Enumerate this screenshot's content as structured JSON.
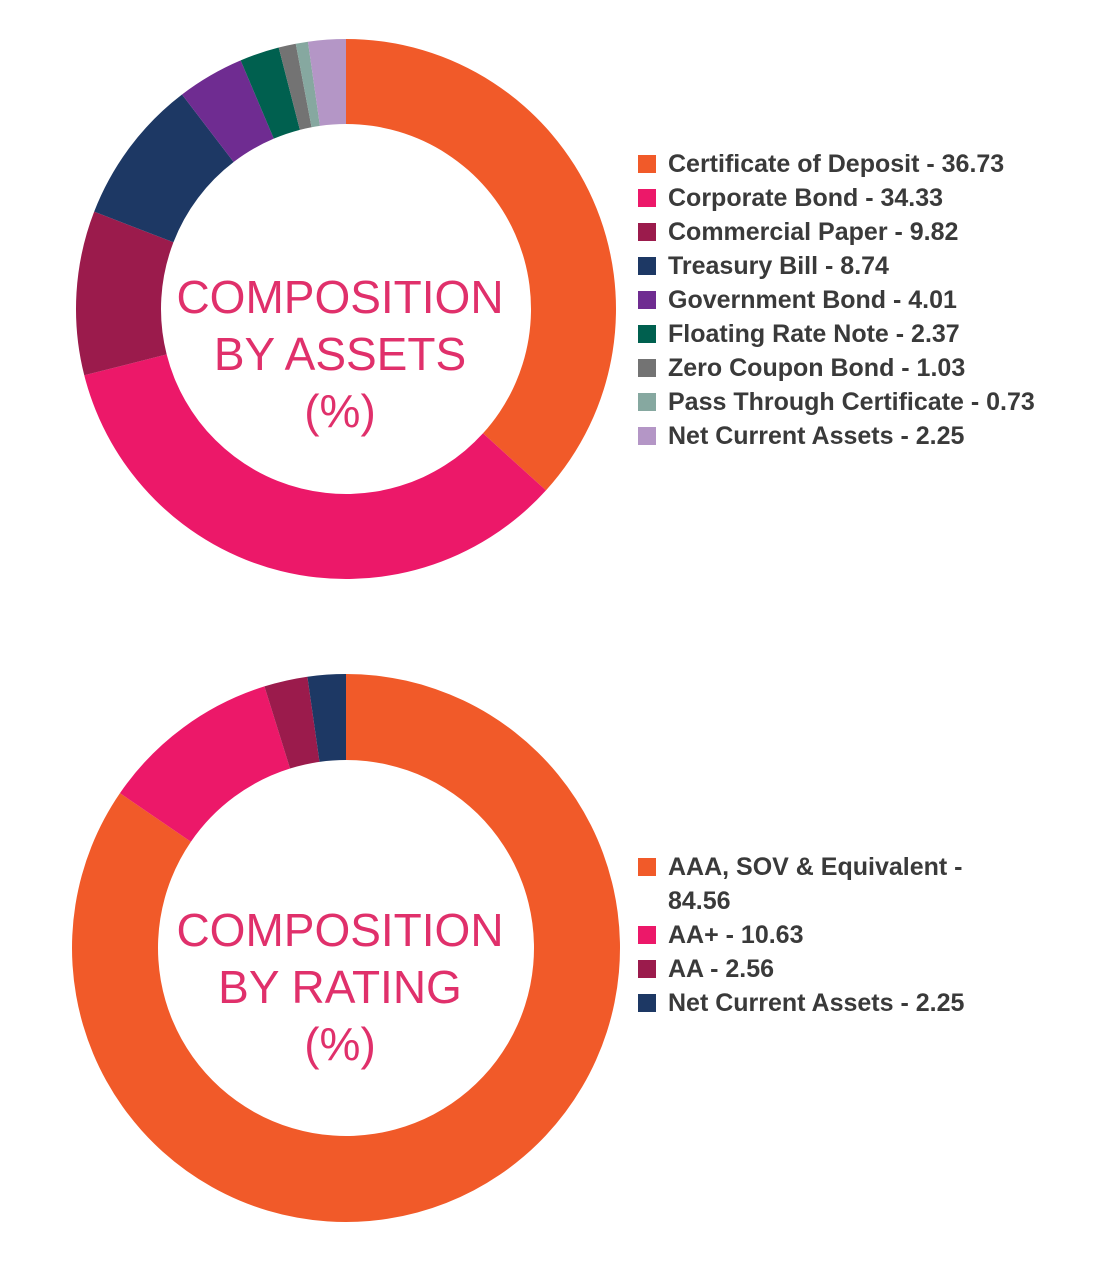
{
  "chart_data": [
    {
      "type": "pie",
      "title_lines": [
        "COMPOSITION",
        "BY ASSETS",
        "(%)"
      ],
      "series": [
        {
          "name": "Certificate of Deposit",
          "value": 36.73,
          "color": "#f15a29",
          "legend": "Certificate of Deposit - 36.73"
        },
        {
          "name": "Corporate Bond",
          "value": 34.33,
          "color": "#ec1869",
          "legend": "Corporate Bond - 34.33"
        },
        {
          "name": "Commercial Paper",
          "value": 9.82,
          "color": "#9b1b4c",
          "legend": "Commercial Paper - 9.82"
        },
        {
          "name": "Treasury Bill",
          "value": 8.74,
          "color": "#1d3864",
          "legend": "Treasury Bill - 8.74"
        },
        {
          "name": "Government Bond",
          "value": 4.01,
          "color": "#6f2c91",
          "legend": "Government Bond - 4.01"
        },
        {
          "name": "Floating Rate Note",
          "value": 2.37,
          "color": "#00604f",
          "legend": "Floating Rate Note - 2.37"
        },
        {
          "name": "Zero Coupon Bond",
          "value": 1.03,
          "color": "#737373",
          "legend": "Zero Coupon Bond - 1.03"
        },
        {
          "name": "Pass Through Certificate",
          "value": 0.73,
          "color": "#86a8a0",
          "legend": "Pass Through Certificate - 0.73"
        },
        {
          "name": "Net Current Assets",
          "value": 2.25,
          "color": "#b496c6",
          "legend": "Net Current Assets - 2.25"
        }
      ]
    },
    {
      "type": "pie",
      "title_lines": [
        "COMPOSITION",
        "BY RATING",
        "(%)"
      ],
      "series": [
        {
          "name": "AAA, SOV & Equivalent",
          "value": 84.56,
          "color": "#f15a29",
          "legend": "AAA, SOV & Equivalent - 84.56"
        },
        {
          "name": "AA+",
          "value": 10.63,
          "color": "#ec1869",
          "legend": "AA+ - 10.63"
        },
        {
          "name": "AA",
          "value": 2.56,
          "color": "#9b1b4c",
          "legend": "AA - 2.56"
        },
        {
          "name": "Net Current Assets",
          "value": 2.25,
          "color": "#1d3864",
          "legend": "Net Current Assets - 2.25"
        }
      ]
    }
  ]
}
........
Problem to work on = Transcribe all the lines above exactly, apart from the pictures.

Solution =
Enumerate this screenshot's content as structured JSON.
{
  "chart_data": [
    {
      "type": "pie",
      "title_lines": [
        "COMPOSITION",
        "BY ASSETS",
        "(%)"
      ],
      "series": [
        {
          "name": "Certificate of Deposit",
          "value": 36.73,
          "color": "#f15a29",
          "legend": "Certificate of Deposit - 36.73"
        },
        {
          "name": "Corporate Bond",
          "value": 34.33,
          "color": "#ec1869",
          "legend": "Corporate Bond - 34.33"
        },
        {
          "name": "Commercial Paper",
          "value": 9.82,
          "color": "#9b1b4c",
          "legend": "Commercial Paper - 9.82"
        },
        {
          "name": "Treasury Bill",
          "value": 8.74,
          "color": "#1d3864",
          "legend": "Treasury Bill - 8.74"
        },
        {
          "name": "Government Bond",
          "value": 4.01,
          "color": "#6f2c91",
          "legend": "Government Bond - 4.01"
        },
        {
          "name": "Floating Rate Note",
          "value": 2.37,
          "color": "#00604f",
          "legend": "Floating Rate Note - 2.37"
        },
        {
          "name": "Zero Coupon Bond",
          "value": 1.03,
          "color": "#737373",
          "legend": "Zero Coupon Bond - 1.03"
        },
        {
          "name": "Pass Through Certificate",
          "value": 0.73,
          "color": "#86a8a0",
          "legend": "Pass Through Certificate - 0.73"
        },
        {
          "name": "Net Current Assets",
          "value": 2.25,
          "color": "#b496c6",
          "legend": "Net Current Assets - 2.25"
        }
      ]
    },
    {
      "type": "pie",
      "title_lines": [
        "COMPOSITION",
        "BY RATING",
        "(%)"
      ],
      "series": [
        {
          "name": "AAA, SOV & Equivalent",
          "value": 84.56,
          "color": "#f15a29",
          "legend": "AAA, SOV & Equivalent - 84.56"
        },
        {
          "name": "AA+",
          "value": 10.63,
          "color": "#ec1869",
          "legend": "AA+ - 10.63"
        },
        {
          "name": "AA",
          "value": 2.56,
          "color": "#9b1b4c",
          "legend": "AA - 2.56"
        },
        {
          "name": "Net Current Assets",
          "value": 2.25,
          "color": "#1d3864",
          "legend": "Net Current Assets - 2.25"
        }
      ]
    }
  ]
}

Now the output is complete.